** WHAT THIS TASK INVOLVES **
Repeat the following lines exactly and nothing else: the line containing "Parse this screenshot: output" and each line after it through the end of the listing.
[START DATA LISTING]
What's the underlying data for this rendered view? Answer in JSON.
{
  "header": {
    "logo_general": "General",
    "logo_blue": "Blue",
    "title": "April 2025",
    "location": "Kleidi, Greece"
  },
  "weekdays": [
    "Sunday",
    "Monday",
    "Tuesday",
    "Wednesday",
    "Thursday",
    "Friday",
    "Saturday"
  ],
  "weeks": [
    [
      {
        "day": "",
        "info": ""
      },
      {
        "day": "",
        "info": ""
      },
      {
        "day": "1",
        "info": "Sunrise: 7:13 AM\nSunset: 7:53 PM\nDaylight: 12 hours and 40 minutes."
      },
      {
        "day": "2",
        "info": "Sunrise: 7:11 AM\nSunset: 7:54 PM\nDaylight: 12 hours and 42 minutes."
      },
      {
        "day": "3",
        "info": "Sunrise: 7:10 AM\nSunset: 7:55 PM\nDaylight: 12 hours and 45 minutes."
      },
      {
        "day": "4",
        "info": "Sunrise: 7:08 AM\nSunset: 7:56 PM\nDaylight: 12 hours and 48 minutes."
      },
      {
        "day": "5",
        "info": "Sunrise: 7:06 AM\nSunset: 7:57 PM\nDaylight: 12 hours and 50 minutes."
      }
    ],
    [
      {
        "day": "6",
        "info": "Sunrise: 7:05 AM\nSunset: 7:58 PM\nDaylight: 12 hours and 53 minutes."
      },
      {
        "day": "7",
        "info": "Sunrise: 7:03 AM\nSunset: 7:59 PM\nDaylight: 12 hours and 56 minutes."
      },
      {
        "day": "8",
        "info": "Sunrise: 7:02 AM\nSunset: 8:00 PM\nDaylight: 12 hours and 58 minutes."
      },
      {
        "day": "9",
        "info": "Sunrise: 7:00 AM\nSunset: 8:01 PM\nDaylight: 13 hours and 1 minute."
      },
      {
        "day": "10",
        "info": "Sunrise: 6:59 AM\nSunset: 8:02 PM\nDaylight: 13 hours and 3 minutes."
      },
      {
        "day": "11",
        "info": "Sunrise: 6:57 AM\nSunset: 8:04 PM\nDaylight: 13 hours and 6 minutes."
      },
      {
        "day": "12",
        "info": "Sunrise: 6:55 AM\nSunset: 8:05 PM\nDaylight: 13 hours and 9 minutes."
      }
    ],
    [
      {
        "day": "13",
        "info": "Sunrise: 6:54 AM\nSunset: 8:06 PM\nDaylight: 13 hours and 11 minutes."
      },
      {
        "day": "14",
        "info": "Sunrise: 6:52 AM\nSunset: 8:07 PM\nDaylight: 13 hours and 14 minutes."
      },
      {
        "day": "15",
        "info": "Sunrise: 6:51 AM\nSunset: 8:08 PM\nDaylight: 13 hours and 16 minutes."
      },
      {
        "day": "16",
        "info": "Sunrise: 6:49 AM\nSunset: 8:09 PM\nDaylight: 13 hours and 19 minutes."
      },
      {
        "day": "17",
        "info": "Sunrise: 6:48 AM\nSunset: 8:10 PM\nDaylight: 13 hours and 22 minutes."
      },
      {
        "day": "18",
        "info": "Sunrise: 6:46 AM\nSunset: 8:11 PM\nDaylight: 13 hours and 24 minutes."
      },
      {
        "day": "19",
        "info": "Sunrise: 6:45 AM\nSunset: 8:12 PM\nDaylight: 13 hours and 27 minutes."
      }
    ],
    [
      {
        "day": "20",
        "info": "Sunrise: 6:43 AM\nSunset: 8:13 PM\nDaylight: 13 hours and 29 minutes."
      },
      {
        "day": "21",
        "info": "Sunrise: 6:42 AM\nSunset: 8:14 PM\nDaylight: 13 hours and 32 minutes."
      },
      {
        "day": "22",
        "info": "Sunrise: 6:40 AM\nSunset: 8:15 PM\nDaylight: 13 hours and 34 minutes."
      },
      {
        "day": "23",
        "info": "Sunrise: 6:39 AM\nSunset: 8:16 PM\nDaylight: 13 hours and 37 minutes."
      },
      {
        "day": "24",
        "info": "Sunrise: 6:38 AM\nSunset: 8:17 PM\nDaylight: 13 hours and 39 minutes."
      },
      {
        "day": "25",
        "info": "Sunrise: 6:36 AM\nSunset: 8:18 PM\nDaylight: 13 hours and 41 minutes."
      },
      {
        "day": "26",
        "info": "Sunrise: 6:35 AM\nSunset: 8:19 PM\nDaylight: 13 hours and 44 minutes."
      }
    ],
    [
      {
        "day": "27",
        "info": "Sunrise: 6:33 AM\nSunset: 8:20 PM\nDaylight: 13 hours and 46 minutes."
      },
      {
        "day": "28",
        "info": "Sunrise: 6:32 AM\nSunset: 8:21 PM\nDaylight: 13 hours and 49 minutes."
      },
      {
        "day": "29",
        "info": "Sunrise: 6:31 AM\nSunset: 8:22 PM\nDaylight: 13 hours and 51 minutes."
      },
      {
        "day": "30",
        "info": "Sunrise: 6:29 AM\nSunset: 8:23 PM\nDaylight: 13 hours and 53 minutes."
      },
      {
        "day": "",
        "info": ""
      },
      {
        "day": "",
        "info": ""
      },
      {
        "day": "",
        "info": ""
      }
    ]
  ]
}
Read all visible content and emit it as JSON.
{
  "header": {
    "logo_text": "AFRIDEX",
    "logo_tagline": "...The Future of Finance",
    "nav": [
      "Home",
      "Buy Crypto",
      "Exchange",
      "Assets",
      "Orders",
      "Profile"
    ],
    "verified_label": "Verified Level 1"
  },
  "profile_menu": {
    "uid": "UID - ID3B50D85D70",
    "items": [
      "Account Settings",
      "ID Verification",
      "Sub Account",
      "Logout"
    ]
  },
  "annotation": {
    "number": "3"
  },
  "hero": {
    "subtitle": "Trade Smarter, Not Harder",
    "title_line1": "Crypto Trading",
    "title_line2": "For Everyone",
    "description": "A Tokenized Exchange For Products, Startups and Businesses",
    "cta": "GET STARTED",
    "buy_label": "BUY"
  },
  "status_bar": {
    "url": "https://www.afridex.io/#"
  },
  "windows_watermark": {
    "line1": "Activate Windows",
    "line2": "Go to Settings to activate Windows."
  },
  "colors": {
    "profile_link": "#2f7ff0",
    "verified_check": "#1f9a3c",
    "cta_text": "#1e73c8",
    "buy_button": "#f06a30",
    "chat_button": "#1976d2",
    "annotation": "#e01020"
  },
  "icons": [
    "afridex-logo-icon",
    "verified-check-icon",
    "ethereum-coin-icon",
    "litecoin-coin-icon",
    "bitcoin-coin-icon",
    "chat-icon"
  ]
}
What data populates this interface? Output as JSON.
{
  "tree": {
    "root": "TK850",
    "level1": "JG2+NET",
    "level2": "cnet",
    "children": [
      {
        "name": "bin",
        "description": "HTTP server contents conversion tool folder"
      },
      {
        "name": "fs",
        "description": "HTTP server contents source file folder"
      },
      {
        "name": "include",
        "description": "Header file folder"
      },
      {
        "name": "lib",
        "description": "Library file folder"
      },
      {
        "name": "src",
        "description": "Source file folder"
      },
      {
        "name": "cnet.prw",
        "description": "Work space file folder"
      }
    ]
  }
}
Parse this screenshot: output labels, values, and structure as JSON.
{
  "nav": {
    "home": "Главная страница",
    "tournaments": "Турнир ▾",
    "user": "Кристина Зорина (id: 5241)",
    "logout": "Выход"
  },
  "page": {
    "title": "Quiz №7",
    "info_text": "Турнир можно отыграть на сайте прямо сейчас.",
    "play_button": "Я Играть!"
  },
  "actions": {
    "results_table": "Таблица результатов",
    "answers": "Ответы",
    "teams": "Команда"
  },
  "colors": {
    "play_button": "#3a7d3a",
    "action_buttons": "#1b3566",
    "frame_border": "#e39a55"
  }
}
[END DATA LISTING]
** ANSWER FOR THE TASK **
Parse this screenshot: output labels, values, and structure as JSON.
{
  "nav": {
    "home": "Главная страница",
    "tournaments": "Турнир ▾",
    "user": "Кристина Зорина (id: 5241)",
    "logout": "Выход"
  },
  "page": {
    "title": "Quiz №7",
    "info_text": "Турнир можно отыграть на сайте прямо сейчас.",
    "play_button": "Я Играть!"
  },
  "actions": {
    "results_table": "Таблица результатов",
    "answers": "Ответы",
    "teams": "Команда"
  },
  "colors": {
    "play_button": "#3a7d3a",
    "action_buttons": "#1b3566",
    "frame_border": "#e39a55"
  }
}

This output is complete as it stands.